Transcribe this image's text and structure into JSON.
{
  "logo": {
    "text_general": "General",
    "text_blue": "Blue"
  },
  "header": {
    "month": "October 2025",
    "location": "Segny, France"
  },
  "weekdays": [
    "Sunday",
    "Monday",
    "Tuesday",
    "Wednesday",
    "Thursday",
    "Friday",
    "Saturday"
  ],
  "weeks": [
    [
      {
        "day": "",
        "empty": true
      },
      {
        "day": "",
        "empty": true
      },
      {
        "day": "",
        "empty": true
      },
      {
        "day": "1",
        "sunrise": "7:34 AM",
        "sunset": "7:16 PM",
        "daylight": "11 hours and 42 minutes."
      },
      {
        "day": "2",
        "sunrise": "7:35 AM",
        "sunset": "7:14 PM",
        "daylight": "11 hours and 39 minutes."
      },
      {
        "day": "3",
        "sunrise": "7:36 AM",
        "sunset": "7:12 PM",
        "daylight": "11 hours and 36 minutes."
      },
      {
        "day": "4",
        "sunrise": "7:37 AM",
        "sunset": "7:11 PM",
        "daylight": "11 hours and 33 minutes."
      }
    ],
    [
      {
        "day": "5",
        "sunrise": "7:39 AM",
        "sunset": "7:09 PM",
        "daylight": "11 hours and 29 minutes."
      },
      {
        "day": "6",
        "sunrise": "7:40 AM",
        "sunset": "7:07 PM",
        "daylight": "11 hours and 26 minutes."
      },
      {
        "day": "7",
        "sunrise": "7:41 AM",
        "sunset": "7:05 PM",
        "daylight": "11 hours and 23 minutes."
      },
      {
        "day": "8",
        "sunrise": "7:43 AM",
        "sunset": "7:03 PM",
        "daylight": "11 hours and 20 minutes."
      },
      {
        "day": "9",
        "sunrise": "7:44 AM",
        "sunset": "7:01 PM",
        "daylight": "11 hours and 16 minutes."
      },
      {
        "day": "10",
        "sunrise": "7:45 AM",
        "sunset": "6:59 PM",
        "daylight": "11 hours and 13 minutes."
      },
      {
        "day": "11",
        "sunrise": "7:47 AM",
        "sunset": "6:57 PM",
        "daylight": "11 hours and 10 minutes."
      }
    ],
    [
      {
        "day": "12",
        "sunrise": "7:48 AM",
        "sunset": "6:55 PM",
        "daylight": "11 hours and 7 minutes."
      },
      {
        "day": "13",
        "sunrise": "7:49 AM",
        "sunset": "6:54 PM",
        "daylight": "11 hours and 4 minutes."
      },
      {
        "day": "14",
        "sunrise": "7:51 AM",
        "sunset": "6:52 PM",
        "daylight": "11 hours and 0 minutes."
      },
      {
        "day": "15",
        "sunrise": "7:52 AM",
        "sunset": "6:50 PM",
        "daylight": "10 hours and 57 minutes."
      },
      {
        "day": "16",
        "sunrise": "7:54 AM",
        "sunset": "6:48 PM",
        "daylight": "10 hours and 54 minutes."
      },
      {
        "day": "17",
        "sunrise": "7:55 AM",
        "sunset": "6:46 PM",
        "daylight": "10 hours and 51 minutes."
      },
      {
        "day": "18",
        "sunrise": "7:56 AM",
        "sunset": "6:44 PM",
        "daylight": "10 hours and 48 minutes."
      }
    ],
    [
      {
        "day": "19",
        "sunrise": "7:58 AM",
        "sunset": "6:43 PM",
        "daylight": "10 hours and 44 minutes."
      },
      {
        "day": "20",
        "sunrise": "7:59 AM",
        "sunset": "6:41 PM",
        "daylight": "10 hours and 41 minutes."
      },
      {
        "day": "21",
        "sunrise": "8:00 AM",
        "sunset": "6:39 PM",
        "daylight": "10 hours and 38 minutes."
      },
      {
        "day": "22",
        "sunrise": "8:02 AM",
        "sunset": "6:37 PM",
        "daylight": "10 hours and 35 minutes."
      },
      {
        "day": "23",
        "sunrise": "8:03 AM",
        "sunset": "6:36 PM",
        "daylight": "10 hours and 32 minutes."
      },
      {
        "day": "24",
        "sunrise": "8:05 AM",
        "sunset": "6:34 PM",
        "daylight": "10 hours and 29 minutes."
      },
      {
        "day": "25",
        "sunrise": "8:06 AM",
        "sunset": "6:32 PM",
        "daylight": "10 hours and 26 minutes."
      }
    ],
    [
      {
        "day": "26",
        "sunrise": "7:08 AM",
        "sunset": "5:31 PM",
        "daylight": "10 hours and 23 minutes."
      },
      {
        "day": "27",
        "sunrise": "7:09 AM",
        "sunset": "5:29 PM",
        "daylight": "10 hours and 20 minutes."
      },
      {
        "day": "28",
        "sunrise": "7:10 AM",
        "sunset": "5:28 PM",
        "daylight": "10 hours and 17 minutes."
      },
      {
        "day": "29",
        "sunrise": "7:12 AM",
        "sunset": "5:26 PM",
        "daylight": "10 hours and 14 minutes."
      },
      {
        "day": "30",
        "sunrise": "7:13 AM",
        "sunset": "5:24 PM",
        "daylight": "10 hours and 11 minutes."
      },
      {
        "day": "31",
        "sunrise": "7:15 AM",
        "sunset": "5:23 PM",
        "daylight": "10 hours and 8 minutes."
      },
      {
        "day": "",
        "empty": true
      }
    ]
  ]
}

★ ★ ★ ★ ★ ★ ★

Each line of the material above must be retyped precisely.

Transcribe this image's text and structure into JSON.
{
  "logo": {
    "text_general": "General",
    "text_blue": "Blue"
  },
  "header": {
    "month": "October 2025",
    "location": "Segny, France"
  },
  "weekdays": [
    "Sunday",
    "Monday",
    "Tuesday",
    "Wednesday",
    "Thursday",
    "Friday",
    "Saturday"
  ],
  "weeks": [
    [
      {
        "day": "",
        "empty": true
      },
      {
        "day": "",
        "empty": true
      },
      {
        "day": "",
        "empty": true
      },
      {
        "day": "1",
        "sunrise": "7:34 AM",
        "sunset": "7:16 PM",
        "daylight": "11 hours and 42 minutes."
      },
      {
        "day": "2",
        "sunrise": "7:35 AM",
        "sunset": "7:14 PM",
        "daylight": "11 hours and 39 minutes."
      },
      {
        "day": "3",
        "sunrise": "7:36 AM",
        "sunset": "7:12 PM",
        "daylight": "11 hours and 36 minutes."
      },
      {
        "day": "4",
        "sunrise": "7:37 AM",
        "sunset": "7:11 PM",
        "daylight": "11 hours and 33 minutes."
      }
    ],
    [
      {
        "day": "5",
        "sunrise": "7:39 AM",
        "sunset": "7:09 PM",
        "daylight": "11 hours and 29 minutes."
      },
      {
        "day": "6",
        "sunrise": "7:40 AM",
        "sunset": "7:07 PM",
        "daylight": "11 hours and 26 minutes."
      },
      {
        "day": "7",
        "sunrise": "7:41 AM",
        "sunset": "7:05 PM",
        "daylight": "11 hours and 23 minutes."
      },
      {
        "day": "8",
        "sunrise": "7:43 AM",
        "sunset": "7:03 PM",
        "daylight": "11 hours and 20 minutes."
      },
      {
        "day": "9",
        "sunrise": "7:44 AM",
        "sunset": "7:01 PM",
        "daylight": "11 hours and 16 minutes."
      },
      {
        "day": "10",
        "sunrise": "7:45 AM",
        "sunset": "6:59 PM",
        "daylight": "11 hours and 13 minutes."
      },
      {
        "day": "11",
        "sunrise": "7:47 AM",
        "sunset": "6:57 PM",
        "daylight": "11 hours and 10 minutes."
      }
    ],
    [
      {
        "day": "12",
        "sunrise": "7:48 AM",
        "sunset": "6:55 PM",
        "daylight": "11 hours and 7 minutes."
      },
      {
        "day": "13",
        "sunrise": "7:49 AM",
        "sunset": "6:54 PM",
        "daylight": "11 hours and 4 minutes."
      },
      {
        "day": "14",
        "sunrise": "7:51 AM",
        "sunset": "6:52 PM",
        "daylight": "11 hours and 0 minutes."
      },
      {
        "day": "15",
        "sunrise": "7:52 AM",
        "sunset": "6:50 PM",
        "daylight": "10 hours and 57 minutes."
      },
      {
        "day": "16",
        "sunrise": "7:54 AM",
        "sunset": "6:48 PM",
        "daylight": "10 hours and 54 minutes."
      },
      {
        "day": "17",
        "sunrise": "7:55 AM",
        "sunset": "6:46 PM",
        "daylight": "10 hours and 51 minutes."
      },
      {
        "day": "18",
        "sunrise": "7:56 AM",
        "sunset": "6:44 PM",
        "daylight": "10 hours and 48 minutes."
      }
    ],
    [
      {
        "day": "19",
        "sunrise": "7:58 AM",
        "sunset": "6:43 PM",
        "daylight": "10 hours and 44 minutes."
      },
      {
        "day": "20",
        "sunrise": "7:59 AM",
        "sunset": "6:41 PM",
        "daylight": "10 hours and 41 minutes."
      },
      {
        "day": "21",
        "sunrise": "8:00 AM",
        "sunset": "6:39 PM",
        "daylight": "10 hours and 38 minutes."
      },
      {
        "day": "22",
        "sunrise": "8:02 AM",
        "sunset": "6:37 PM",
        "daylight": "10 hours and 35 minutes."
      },
      {
        "day": "23",
        "sunrise": "8:03 AM",
        "sunset": "6:36 PM",
        "daylight": "10 hours and 32 minutes."
      },
      {
        "day": "24",
        "sunrise": "8:05 AM",
        "sunset": "6:34 PM",
        "daylight": "10 hours and 29 minutes."
      },
      {
        "day": "25",
        "sunrise": "8:06 AM",
        "sunset": "6:32 PM",
        "daylight": "10 hours and 26 minutes."
      }
    ],
    [
      {
        "day": "26",
        "sunrise": "7:08 AM",
        "sunset": "5:31 PM",
        "daylight": "10 hours and 23 minutes."
      },
      {
        "day": "27",
        "sunrise": "7:09 AM",
        "sunset": "5:29 PM",
        "daylight": "10 hours and 20 minutes."
      },
      {
        "day": "28",
        "sunrise": "7:10 AM",
        "sunset": "5:28 PM",
        "daylight": "10 hours and 17 minutes."
      },
      {
        "day": "29",
        "sunrise": "7:12 AM",
        "sunset": "5:26 PM",
        "daylight": "10 hours and 14 minutes."
      },
      {
        "day": "30",
        "sunrise": "7:13 AM",
        "sunset": "5:24 PM",
        "daylight": "10 hours and 11 minutes."
      },
      {
        "day": "31",
        "sunrise": "7:15 AM",
        "sunset": "5:23 PM",
        "daylight": "10 hours and 8 minutes."
      },
      {
        "day": "",
        "empty": true
      }
    ]
  ]
}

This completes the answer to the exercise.